TASK TO COMPLETE —
Extract the complete listing and repeat it word for word.

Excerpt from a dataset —

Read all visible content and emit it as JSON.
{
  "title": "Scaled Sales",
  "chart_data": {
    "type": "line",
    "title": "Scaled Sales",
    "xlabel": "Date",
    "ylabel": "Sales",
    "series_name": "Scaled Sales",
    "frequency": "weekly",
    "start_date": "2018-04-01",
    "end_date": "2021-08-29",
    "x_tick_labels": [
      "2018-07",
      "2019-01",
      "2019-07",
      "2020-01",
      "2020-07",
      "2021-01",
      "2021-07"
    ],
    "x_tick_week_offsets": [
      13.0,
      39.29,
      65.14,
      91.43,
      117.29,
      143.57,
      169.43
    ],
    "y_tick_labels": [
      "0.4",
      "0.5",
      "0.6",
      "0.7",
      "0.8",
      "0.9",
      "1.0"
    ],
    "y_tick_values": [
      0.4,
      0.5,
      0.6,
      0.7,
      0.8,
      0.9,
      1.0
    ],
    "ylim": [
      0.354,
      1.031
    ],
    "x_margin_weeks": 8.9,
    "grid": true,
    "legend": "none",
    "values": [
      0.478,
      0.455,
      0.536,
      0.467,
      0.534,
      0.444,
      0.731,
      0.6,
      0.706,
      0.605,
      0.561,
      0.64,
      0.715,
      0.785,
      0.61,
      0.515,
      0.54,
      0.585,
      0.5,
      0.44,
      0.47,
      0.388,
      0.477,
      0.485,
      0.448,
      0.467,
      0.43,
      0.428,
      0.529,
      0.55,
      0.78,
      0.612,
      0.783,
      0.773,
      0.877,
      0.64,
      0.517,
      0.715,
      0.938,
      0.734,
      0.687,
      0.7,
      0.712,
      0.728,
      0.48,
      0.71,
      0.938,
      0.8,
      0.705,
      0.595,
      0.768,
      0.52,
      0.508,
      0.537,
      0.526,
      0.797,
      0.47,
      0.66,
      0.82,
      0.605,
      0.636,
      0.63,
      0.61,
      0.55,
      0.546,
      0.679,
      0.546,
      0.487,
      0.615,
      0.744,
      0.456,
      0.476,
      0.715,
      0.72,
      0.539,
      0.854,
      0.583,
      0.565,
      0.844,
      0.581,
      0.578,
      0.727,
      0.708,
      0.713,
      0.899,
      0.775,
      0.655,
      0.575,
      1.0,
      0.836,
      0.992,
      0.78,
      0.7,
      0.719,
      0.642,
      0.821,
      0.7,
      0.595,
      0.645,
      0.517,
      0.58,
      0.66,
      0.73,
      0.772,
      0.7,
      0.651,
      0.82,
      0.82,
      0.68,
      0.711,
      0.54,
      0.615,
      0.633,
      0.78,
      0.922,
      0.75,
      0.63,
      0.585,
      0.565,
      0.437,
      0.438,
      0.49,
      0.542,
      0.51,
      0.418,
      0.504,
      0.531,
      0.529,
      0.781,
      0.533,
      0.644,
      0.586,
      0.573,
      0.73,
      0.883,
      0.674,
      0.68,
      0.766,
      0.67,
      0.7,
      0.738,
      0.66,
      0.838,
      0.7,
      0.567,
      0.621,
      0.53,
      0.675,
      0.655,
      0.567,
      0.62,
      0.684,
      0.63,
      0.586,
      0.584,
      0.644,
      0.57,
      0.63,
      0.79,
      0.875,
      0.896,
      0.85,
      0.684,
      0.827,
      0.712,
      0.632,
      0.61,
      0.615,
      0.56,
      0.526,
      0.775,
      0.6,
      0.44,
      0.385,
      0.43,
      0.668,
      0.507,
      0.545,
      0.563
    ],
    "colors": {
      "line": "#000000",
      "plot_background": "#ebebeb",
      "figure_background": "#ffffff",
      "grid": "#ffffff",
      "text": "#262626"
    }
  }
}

COMPLETED EXERCISE —
Read all visible content and emit it as JSON.
{
  "title": "Scaled Sales",
  "chart_data": {
    "type": "line",
    "title": "Scaled Sales",
    "xlabel": "Date",
    "ylabel": "Sales",
    "series_name": "Scaled Sales",
    "frequency": "weekly",
    "start_date": "2018-04-01",
    "end_date": "2021-08-29",
    "x_tick_labels": [
      "2018-07",
      "2019-01",
      "2019-07",
      "2020-01",
      "2020-07",
      "2021-01",
      "2021-07"
    ],
    "x_tick_week_offsets": [
      13.0,
      39.29,
      65.14,
      91.43,
      117.29,
      143.57,
      169.43
    ],
    "y_tick_labels": [
      "0.4",
      "0.5",
      "0.6",
      "0.7",
      "0.8",
      "0.9",
      "1.0"
    ],
    "y_tick_values": [
      0.4,
      0.5,
      0.6,
      0.7,
      0.8,
      0.9,
      1.0
    ],
    "ylim": [
      0.354,
      1.031
    ],
    "x_margin_weeks": 8.9,
    "grid": true,
    "legend": "none",
    "values": [
      0.478,
      0.455,
      0.536,
      0.467,
      0.534,
      0.444,
      0.731,
      0.6,
      0.706,
      0.605,
      0.561,
      0.64,
      0.715,
      0.785,
      0.61,
      0.515,
      0.54,
      0.585,
      0.5,
      0.44,
      0.47,
      0.388,
      0.477,
      0.485,
      0.448,
      0.467,
      0.43,
      0.428,
      0.529,
      0.55,
      0.78,
      0.612,
      0.783,
      0.773,
      0.877,
      0.64,
      0.517,
      0.715,
      0.938,
      0.734,
      0.687,
      0.7,
      0.712,
      0.728,
      0.48,
      0.71,
      0.938,
      0.8,
      0.705,
      0.595,
      0.768,
      0.52,
      0.508,
      0.537,
      0.526,
      0.797,
      0.47,
      0.66,
      0.82,
      0.605,
      0.636,
      0.63,
      0.61,
      0.55,
      0.546,
      0.679,
      0.546,
      0.487,
      0.615,
      0.744,
      0.456,
      0.476,
      0.715,
      0.72,
      0.539,
      0.854,
      0.583,
      0.565,
      0.844,
      0.581,
      0.578,
      0.727,
      0.708,
      0.713,
      0.899,
      0.775,
      0.655,
      0.575,
      1.0,
      0.836,
      0.992,
      0.78,
      0.7,
      0.719,
      0.642,
      0.821,
      0.7,
      0.595,
      0.645,
      0.517,
      0.58,
      0.66,
      0.73,
      0.772,
      0.7,
      0.651,
      0.82,
      0.82,
      0.68,
      0.711,
      0.54,
      0.615,
      0.633,
      0.78,
      0.922,
      0.75,
      0.63,
      0.585,
      0.565,
      0.437,
      0.438,
      0.49,
      0.542,
      0.51,
      0.418,
      0.504,
      0.531,
      0.529,
      0.781,
      0.533,
      0.644,
      0.586,
      0.573,
      0.73,
      0.883,
      0.674,
      0.68,
      0.766,
      0.67,
      0.7,
      0.738,
      0.66,
      0.838,
      0.7,
      0.567,
      0.621,
      0.53,
      0.675,
      0.655,
      0.567,
      0.62,
      0.684,
      0.63,
      0.586,
      0.584,
      0.644,
      0.57,
      0.63,
      0.79,
      0.875,
      0.896,
      0.85,
      0.684,
      0.827,
      0.712,
      0.632,
      0.61,
      0.615,
      0.56,
      0.526,
      0.775,
      0.6,
      0.44,
      0.385,
      0.43,
      0.668,
      0.507,
      0.545,
      0.563
    ],
    "colors": {
      "line": "#000000",
      "plot_background": "#ebebeb",
      "figure_background": "#ffffff",
      "grid": "#ffffff",
      "text": "#262626"
    }
  }
}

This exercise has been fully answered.